Start of DATA FOR THE TASK

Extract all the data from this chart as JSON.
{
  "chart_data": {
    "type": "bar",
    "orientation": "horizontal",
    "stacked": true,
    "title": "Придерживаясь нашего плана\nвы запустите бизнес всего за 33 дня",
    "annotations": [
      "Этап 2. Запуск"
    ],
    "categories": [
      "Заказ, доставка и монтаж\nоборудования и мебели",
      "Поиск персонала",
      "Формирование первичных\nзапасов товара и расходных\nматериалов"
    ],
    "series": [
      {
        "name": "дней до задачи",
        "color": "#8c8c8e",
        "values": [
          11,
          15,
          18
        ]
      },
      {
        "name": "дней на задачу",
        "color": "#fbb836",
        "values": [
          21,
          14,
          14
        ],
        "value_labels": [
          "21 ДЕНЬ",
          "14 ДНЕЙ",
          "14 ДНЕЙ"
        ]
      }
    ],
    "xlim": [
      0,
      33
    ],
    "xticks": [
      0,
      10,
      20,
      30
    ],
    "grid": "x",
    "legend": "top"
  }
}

End of DATA FOR THE TASK

From the entries above, return each line with the word "name" in it.

        "name": "дней до задачи",
        "name": "дней на задачу",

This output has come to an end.